(Problem requirements)
Scan the listing below and copy every line holding "Всего".

(Data)
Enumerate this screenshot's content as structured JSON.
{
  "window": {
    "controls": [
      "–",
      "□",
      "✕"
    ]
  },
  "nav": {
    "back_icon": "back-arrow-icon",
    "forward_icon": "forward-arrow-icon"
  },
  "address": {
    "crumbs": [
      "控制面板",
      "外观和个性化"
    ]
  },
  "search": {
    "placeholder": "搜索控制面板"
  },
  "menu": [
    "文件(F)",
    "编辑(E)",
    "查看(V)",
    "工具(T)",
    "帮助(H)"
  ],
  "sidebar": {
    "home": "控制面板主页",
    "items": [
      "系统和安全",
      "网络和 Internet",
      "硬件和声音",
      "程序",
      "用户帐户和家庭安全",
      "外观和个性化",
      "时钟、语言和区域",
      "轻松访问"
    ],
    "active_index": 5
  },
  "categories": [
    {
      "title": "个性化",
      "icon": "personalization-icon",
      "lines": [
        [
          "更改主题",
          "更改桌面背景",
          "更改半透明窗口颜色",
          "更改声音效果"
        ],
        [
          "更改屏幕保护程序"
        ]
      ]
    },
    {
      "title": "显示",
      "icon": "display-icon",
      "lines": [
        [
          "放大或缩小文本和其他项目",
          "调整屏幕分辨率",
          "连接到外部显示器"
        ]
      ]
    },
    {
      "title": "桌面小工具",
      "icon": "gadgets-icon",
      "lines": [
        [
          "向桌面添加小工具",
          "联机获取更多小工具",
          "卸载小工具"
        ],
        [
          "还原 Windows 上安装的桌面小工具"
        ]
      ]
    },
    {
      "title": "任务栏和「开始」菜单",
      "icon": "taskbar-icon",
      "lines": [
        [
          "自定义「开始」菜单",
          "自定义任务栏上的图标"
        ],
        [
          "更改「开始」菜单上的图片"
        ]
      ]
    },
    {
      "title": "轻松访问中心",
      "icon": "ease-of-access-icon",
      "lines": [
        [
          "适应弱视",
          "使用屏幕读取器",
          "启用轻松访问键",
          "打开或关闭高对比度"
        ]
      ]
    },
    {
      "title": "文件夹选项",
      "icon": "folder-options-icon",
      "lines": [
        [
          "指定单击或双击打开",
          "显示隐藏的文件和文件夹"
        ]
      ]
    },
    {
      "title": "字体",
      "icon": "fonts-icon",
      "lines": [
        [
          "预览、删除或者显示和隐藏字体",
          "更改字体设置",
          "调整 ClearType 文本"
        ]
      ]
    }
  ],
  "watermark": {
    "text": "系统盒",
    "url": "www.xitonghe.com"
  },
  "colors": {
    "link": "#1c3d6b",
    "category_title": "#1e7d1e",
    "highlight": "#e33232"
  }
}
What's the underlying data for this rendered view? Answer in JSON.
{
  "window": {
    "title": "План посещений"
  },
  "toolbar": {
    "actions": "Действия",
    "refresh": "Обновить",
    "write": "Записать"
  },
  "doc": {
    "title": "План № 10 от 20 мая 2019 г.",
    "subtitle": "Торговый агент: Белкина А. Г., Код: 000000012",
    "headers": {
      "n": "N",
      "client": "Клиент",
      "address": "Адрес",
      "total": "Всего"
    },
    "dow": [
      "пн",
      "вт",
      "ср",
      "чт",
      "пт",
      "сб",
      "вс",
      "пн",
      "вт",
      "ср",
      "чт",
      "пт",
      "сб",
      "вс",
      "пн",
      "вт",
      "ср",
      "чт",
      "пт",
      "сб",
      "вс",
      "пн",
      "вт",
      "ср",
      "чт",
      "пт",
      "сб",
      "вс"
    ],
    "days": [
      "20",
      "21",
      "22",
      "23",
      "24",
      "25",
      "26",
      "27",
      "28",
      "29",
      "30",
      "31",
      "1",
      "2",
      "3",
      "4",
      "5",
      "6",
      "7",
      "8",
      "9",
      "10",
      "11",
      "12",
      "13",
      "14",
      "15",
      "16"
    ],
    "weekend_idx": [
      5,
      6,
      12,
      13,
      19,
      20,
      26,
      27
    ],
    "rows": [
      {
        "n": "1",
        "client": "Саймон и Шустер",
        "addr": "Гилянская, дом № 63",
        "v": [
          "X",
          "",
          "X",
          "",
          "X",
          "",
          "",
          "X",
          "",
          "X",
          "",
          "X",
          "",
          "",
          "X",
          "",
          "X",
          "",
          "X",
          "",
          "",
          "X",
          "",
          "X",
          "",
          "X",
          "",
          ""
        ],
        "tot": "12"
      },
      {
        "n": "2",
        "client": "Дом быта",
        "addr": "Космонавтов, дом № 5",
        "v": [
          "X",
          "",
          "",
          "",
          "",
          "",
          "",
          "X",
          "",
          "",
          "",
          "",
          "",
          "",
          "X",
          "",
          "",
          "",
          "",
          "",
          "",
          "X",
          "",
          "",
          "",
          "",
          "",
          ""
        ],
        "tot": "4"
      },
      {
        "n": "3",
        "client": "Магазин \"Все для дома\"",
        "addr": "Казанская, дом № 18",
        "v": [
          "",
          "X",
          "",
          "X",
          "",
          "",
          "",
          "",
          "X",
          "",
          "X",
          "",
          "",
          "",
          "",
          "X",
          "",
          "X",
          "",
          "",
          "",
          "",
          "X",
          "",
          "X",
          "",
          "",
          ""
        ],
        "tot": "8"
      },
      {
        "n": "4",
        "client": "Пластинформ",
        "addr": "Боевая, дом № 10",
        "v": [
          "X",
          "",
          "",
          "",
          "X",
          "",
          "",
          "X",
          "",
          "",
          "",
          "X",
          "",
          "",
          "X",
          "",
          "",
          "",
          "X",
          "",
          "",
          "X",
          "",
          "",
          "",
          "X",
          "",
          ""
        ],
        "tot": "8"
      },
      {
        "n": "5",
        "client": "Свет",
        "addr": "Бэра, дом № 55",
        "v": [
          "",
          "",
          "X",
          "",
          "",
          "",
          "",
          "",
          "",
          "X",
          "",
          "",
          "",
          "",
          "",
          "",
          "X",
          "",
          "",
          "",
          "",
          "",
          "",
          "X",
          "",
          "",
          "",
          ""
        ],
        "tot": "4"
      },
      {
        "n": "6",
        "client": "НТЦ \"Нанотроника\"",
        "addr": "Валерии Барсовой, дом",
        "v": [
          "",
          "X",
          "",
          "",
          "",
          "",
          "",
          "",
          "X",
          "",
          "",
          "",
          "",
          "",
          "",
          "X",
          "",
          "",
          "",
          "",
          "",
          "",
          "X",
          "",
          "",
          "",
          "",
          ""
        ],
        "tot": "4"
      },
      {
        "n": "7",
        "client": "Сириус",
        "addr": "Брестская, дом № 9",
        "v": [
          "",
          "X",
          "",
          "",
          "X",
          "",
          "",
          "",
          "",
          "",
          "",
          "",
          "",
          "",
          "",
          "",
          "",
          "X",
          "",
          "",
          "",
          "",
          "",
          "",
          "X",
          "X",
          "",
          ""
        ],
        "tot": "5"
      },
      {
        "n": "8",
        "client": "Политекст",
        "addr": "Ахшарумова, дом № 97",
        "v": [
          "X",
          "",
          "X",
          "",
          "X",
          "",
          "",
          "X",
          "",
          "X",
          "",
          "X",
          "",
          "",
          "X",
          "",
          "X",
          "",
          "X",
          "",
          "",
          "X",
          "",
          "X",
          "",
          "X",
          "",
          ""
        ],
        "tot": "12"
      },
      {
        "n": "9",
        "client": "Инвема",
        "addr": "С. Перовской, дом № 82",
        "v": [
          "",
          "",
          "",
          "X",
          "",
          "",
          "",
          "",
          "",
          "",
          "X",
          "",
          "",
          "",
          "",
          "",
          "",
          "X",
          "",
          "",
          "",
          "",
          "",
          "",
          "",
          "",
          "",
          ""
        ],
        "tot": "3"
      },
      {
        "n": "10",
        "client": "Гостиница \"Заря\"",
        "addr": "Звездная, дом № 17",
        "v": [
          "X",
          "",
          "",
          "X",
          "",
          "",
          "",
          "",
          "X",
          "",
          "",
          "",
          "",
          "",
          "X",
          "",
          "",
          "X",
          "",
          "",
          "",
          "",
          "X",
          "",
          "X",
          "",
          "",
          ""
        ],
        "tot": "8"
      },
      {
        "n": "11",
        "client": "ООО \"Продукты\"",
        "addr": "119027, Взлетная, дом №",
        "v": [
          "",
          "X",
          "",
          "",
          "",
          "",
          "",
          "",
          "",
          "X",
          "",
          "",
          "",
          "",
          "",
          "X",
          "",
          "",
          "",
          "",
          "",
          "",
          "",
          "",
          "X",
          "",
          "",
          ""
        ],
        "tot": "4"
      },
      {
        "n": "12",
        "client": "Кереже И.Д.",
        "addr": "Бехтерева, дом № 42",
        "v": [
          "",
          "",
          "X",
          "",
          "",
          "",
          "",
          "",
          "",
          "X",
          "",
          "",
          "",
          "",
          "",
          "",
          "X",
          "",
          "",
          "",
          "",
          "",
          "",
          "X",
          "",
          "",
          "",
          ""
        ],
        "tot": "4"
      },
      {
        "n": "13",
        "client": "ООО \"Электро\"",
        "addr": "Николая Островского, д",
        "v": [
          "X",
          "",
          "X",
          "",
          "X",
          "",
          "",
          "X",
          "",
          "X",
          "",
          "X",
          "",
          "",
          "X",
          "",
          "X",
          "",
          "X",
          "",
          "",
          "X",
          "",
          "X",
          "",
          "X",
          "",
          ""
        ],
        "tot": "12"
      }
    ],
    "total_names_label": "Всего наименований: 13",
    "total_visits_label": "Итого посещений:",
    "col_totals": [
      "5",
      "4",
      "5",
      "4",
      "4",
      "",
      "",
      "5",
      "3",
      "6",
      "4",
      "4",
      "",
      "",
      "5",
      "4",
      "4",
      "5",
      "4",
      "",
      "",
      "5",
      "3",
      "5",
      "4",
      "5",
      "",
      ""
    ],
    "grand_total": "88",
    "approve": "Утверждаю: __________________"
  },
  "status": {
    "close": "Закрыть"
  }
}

(Response to the exercise)
      "total": "Всего"
    "total_names_label": "Всего наименований: 13",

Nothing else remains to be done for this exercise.